- **Work required**: Write out the whole listing, matching it exactly.

- **Input material**:
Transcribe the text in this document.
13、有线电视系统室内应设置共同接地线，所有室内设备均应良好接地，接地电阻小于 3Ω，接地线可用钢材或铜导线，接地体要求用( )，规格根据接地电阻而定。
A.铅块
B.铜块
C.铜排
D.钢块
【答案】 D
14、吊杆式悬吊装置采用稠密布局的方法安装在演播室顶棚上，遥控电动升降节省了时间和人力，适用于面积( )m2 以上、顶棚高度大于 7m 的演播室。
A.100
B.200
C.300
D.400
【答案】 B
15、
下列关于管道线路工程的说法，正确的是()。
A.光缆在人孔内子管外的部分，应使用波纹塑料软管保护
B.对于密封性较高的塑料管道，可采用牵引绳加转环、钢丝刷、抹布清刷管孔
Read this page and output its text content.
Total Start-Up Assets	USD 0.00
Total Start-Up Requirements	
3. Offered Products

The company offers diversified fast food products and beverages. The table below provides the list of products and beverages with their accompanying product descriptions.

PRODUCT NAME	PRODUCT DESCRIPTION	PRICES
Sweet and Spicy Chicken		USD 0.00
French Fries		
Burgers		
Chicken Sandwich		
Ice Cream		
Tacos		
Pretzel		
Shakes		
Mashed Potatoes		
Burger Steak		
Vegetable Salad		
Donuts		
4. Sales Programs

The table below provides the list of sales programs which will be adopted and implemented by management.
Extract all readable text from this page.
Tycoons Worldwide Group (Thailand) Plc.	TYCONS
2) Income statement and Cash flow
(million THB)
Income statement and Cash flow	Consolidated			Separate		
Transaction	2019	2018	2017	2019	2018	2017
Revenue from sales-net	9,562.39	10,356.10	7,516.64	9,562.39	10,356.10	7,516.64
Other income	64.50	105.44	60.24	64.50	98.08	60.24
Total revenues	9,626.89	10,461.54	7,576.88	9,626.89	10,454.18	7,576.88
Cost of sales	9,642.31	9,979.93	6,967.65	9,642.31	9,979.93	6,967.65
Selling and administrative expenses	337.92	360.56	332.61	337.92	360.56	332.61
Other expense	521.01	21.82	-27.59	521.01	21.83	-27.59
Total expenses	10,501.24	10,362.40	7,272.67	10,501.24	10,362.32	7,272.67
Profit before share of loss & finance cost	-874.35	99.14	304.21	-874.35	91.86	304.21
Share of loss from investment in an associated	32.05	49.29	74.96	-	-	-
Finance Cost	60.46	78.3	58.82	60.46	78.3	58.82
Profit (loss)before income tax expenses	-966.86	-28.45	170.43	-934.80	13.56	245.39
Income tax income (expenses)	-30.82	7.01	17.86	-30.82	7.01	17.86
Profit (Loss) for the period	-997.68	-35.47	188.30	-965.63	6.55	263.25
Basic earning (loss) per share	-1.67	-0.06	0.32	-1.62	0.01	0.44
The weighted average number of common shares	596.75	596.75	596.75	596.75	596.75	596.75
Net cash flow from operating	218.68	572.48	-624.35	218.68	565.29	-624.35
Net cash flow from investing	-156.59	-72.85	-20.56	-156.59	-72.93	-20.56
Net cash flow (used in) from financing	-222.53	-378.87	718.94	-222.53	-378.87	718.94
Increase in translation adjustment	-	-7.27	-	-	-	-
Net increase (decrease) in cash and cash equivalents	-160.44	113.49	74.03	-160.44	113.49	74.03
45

- **The reply**:
Transcribe the text in this document.
13、有线电视系统室内应设置共同接地线，所有室内设备均应良好接地，接地电阻小于 3Ω，接地线可用钢材或铜导线，接地体要求用( )，规格根据接地电阻而定。
A.铅块
B.铜块
C.铜排
D.钢块
【答案】 D
14、吊杆式悬吊装置采用稠密布局的方法安装在演播室顶棚上，遥控电动升降节省了时间和人力，适用于面积( )m2 以上、顶棚高度大于 7m 的演播室。
A.100
B.200
C.300
D.400
【答案】 B
15、
下列关于管道线路工程的说法，正确的是()。
A.光缆在人孔内子管外的部分，应使用波纹塑料软管保护
B.对于密封性较高的塑料管道，可采用牵引绳加转环、钢丝刷、抹布清刷管孔
Read this page and output its text content.
Total Start-Up Assets	USD 0.00
Total Start-Up Requirements	
3. Offered Products

The company offers diversified fast food products and beverages. The table below provides the list of products and beverages with their accompanying product descriptions.

PRODUCT NAME	PRODUCT DESCRIPTION	PRICES
Sweet and Spicy Chicken		USD 0.00
French Fries		
Burgers		
Chicken Sandwich		
Ice Cream		
Tacos		
Pretzel		
Shakes		
Mashed Potatoes		
Burger Steak		
Vegetable Salad		
Donuts		
4. Sales Programs

The table below provides the list of sales programs which will be adopted and implemented by management.
Extract all readable text from this page.
Tycoons Worldwide Group (Thailand) Plc.	TYCONS
2) Income statement and Cash flow
(million THB)
Income statement and Cash flow	Consolidated			Separate		
Transaction	2019	2018	2017	2019	2018	2017
Revenue from sales-net	9,562.39	10,356.10	7,516.64	9,562.39	10,356.10	7,516.64
Other income	64.50	105.44	60.24	64.50	98.08	60.24
Total revenues	9,626.89	10,461.54	7,576.88	9,626.89	10,454.18	7,576.88
Cost of sales	9,642.31	9,979.93	6,967.65	9,642.31	9,979.93	6,967.65
Selling and administrative expenses	337.92	360.56	332.61	337.92	360.56	332.61
Other expense	521.01	21.82	-27.59	521.01	21.83	-27.59
Total expenses	10,501.24	10,362.40	7,272.67	10,501.24	10,362.32	7,272.67
Profit before share of loss & finance cost	-874.35	99.14	304.21	-874.35	91.86	304.21
Share of loss from investment in an associated	32.05	49.29	74.96	-	-	-
Finance Cost	60.46	78.3	58.82	60.46	78.3	58.82
Profit (loss)before income tax expenses	-966.86	-28.45	170.43	-934.80	13.56	245.39
Income tax income (expenses)	-30.82	7.01	17.86	-30.82	7.01	17.86
Profit (Loss) for the period	-997.68	-35.47	188.30	-965.63	6.55	263.25
Basic earning (loss) per share	-1.67	-0.06	0.32	-1.62	0.01	0.44
The weighted average number of common shares	596.75	596.75	596.75	596.75	596.75	596.75
Net cash flow from operating	218.68	572.48	-624.35	218.68	565.29	-624.35
Net cash flow from investing	-156.59	-72.85	-20.56	-156.59	-72.93	-20.56
Net cash flow (used in) from financing	-222.53	-378.87	718.94	-222.53	-378.87	718.94
Increase in translation adjustment	-	-7.27	-	-	-	-
Net increase (decrease) in cash and cash equivalents	-160.44	113.49	74.03	-160.44	113.49	74.03
45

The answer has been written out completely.